*Challenge:*
Reproduce each line bearing the word "subtitle".

*Data for processing:*
--------------------

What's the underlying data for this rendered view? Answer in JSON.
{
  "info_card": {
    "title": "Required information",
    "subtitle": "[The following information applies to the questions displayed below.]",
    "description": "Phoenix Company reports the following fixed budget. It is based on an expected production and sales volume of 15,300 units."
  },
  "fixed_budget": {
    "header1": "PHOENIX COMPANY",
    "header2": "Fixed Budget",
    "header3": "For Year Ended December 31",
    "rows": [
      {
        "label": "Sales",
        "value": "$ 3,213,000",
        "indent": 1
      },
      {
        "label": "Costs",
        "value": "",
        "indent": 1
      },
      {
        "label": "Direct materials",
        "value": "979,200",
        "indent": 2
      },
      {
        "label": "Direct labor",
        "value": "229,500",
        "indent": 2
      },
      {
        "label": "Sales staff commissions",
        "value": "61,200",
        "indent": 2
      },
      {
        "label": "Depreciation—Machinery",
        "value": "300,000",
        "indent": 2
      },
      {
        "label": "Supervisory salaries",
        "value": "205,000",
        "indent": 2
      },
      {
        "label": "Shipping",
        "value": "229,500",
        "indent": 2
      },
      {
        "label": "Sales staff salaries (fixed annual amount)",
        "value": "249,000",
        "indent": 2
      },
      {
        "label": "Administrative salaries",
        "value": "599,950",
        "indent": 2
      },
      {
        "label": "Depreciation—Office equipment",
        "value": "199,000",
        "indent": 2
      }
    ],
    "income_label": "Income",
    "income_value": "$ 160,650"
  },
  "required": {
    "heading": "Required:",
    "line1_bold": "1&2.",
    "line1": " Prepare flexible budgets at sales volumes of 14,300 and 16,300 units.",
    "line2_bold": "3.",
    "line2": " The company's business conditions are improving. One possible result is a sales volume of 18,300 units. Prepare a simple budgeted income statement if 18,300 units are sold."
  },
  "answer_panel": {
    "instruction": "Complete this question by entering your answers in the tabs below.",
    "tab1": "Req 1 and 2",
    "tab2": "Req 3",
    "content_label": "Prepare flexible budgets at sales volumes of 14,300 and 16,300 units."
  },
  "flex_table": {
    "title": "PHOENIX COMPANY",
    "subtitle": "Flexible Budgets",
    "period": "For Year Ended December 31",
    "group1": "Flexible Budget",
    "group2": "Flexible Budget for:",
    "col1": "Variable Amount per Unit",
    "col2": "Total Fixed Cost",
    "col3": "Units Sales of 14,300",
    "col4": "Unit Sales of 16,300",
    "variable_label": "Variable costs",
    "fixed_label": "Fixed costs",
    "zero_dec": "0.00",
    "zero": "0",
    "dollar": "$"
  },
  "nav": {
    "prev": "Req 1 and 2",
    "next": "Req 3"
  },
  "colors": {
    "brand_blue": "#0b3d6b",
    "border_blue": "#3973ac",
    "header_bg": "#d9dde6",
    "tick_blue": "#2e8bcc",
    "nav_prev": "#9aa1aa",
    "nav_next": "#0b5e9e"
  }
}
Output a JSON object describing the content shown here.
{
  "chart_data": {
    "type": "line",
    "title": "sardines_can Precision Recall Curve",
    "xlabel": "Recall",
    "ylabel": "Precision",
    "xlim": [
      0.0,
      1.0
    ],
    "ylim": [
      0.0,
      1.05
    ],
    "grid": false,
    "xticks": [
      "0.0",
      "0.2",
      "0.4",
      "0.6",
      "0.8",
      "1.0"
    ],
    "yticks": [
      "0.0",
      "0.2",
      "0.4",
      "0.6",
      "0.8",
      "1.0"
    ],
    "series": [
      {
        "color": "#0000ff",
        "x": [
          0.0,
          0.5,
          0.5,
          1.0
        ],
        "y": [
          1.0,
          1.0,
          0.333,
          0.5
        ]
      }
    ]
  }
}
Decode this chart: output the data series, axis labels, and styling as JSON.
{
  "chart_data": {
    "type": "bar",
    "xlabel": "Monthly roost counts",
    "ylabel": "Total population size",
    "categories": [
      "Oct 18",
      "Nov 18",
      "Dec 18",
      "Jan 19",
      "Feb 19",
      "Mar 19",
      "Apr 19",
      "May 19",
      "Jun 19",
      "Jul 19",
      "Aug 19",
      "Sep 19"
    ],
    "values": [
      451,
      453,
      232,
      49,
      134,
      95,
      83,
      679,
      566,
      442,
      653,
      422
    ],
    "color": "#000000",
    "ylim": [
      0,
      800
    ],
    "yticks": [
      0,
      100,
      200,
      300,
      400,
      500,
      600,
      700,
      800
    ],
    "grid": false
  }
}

--------------------

*Written solution:*
    "subtitle": "[The following information applies to the questions displayed below.]",
    "subtitle": "Flexible Budgets",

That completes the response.